Records from a collection
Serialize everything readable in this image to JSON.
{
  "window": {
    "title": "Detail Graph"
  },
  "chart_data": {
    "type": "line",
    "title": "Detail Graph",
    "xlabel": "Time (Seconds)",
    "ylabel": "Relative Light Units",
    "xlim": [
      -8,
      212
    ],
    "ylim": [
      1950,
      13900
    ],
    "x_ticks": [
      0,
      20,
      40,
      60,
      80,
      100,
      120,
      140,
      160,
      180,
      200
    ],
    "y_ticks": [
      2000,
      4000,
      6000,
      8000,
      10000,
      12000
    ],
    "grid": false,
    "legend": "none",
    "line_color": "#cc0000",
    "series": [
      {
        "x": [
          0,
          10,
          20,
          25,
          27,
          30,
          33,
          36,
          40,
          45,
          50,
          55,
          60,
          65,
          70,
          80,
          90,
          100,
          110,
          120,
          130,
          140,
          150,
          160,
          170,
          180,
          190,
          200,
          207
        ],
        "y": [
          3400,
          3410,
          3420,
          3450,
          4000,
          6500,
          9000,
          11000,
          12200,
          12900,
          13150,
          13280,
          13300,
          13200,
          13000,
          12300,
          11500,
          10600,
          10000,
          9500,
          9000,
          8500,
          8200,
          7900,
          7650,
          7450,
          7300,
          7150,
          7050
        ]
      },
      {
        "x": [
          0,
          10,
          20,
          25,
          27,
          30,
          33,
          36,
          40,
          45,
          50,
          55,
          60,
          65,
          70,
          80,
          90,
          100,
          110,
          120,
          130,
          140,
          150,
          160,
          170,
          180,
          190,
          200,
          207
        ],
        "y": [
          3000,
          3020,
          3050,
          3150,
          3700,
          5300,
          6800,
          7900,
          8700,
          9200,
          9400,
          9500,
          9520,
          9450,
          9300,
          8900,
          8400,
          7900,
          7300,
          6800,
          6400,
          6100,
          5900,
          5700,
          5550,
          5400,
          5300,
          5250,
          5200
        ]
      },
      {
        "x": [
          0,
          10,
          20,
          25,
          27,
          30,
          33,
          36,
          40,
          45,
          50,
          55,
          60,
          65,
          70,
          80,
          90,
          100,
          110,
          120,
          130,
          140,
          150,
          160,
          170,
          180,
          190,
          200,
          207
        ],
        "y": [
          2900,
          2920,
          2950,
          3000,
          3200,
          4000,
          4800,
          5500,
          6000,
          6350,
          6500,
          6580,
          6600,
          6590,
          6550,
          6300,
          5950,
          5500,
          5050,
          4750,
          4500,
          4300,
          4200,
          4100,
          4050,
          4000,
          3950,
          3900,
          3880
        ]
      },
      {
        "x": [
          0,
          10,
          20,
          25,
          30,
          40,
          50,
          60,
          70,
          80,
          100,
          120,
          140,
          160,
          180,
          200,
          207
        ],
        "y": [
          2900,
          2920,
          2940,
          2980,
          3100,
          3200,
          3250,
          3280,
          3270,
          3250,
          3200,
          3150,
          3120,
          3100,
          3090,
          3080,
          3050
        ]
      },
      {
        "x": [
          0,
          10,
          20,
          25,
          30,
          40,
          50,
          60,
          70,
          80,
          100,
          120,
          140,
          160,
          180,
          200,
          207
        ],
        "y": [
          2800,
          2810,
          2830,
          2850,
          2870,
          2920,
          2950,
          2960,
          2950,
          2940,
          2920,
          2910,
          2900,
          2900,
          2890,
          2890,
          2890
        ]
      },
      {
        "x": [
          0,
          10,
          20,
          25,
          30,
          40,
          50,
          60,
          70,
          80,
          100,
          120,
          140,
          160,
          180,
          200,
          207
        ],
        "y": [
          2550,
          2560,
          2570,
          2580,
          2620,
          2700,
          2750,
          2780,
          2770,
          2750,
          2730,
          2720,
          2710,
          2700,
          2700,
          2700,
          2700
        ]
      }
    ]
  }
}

*REQUEST*: Look for lines containing the string "Detail" and copy them all.

*RESPONSE FOR THIS EXERCISE*:
    "title": "Detail Graph"
    "title": "Detail Graph",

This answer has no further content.